__Your objective__
Pictures don't belong in the copy; print all the records exactly.

__Task inputs__

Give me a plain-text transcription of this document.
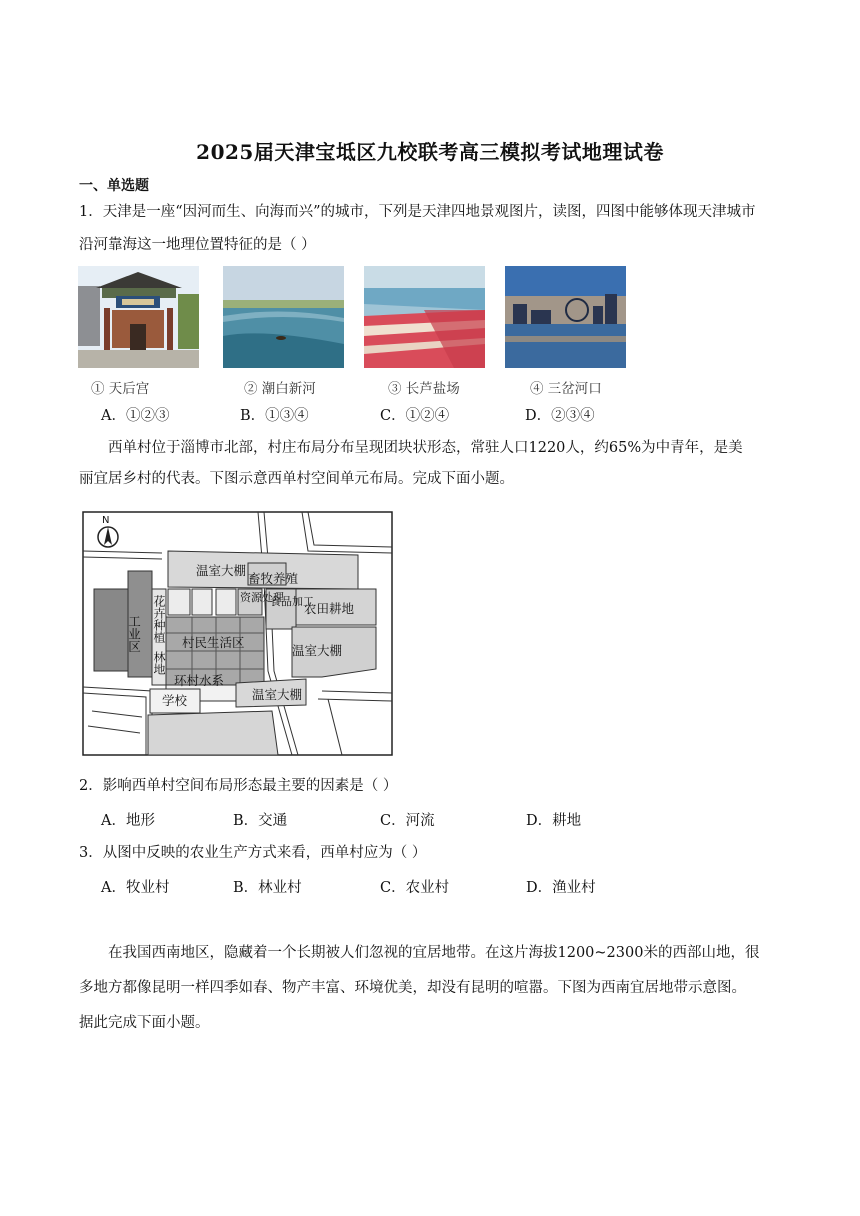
2025届天津宝坻区九校联考高三模拟考试地理试卷
一、单选题
1．天津是一座“因河而生、向海而兴”的城市，下列是天津四地景观图片，读图，四图中能够体现天津城市
沿河靠海这一地理位置特征的是（ ）
① 天后宫	② 潮白新河	③ 长芦盐场	④ 三岔河口
A．①②③	B．①③④	C．①②④	D．②③④
西单村位于淄博市北部，村庄布局分布呈现团块状形态，常驻人口1220人，约65%为中青年，是美
丽宜居乡村的代表。下图示意西单村空间单元布局。完成下面小题。
N
温室大棚
畜牧养殖
工业区 花卉种植	资源处理
食品加工
农田耕地
村民生活区
温室大棚
林地
环村水系
学校	温室大棚
2．影响西单村空间布局形态最主要的因素是（ ）
A．地形	B．交通	C．河流	D．耕地
3．从图中反映的农业生产方式来看，西单村应为（ ）
A．牧业村	B．林业村	C．农业村	D．渔业村
在我国西南地区，隐藏着一个长期被人们忽视的宜居地带。在这片海拔1200~2300米的西部山地，很
多地方都像昆明一样四季如春、物产丰富、环境优美，却没有昆明的喧嚣。下图为西南宜居地带示意图。
据此完成下面小题。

__Written response__
Give me a plain-text transcription of this document.
2025届天津宝坻区九校联考高三模拟考试地理试卷
一、单选题
1．天津是一座“因河而生、向海而兴”的城市，下列是天津四地景观图片，读图，四图中能够体现天津城市
沿河靠海这一地理位置特征的是（ ）
① 天后宫	② 潮白新河	③ 长芦盐场	④ 三岔河口
A．①②③	B．①③④	C．①②④	D．②③④
西单村位于淄博市北部，村庄布局分布呈现团块状形态，常驻人口1220人，约65%为中青年，是美
丽宜居乡村的代表。下图示意西单村空间单元布局。完成下面小题。
N
温室大棚
畜牧养殖
工业区 花卉种植	资源处理
食品加工
农田耕地
村民生活区
温室大棚
林地
环村水系
学校	温室大棚
2．影响西单村空间布局形态最主要的因素是（ ）
A．地形	B．交通	C．河流	D．耕地
3．从图中反映的农业生产方式来看，西单村应为（ ）
A．牧业村	B．林业村	C．农业村	D．渔业村
在我国西南地区，隐藏着一个长期被人们忽视的宜居地带。在这片海拔1200~2300米的西部山地，很
多地方都像昆明一样四季如春、物产丰富、环境优美，却没有昆明的喧嚣。下图为西南宜居地带示意图。
据此完成下面小题。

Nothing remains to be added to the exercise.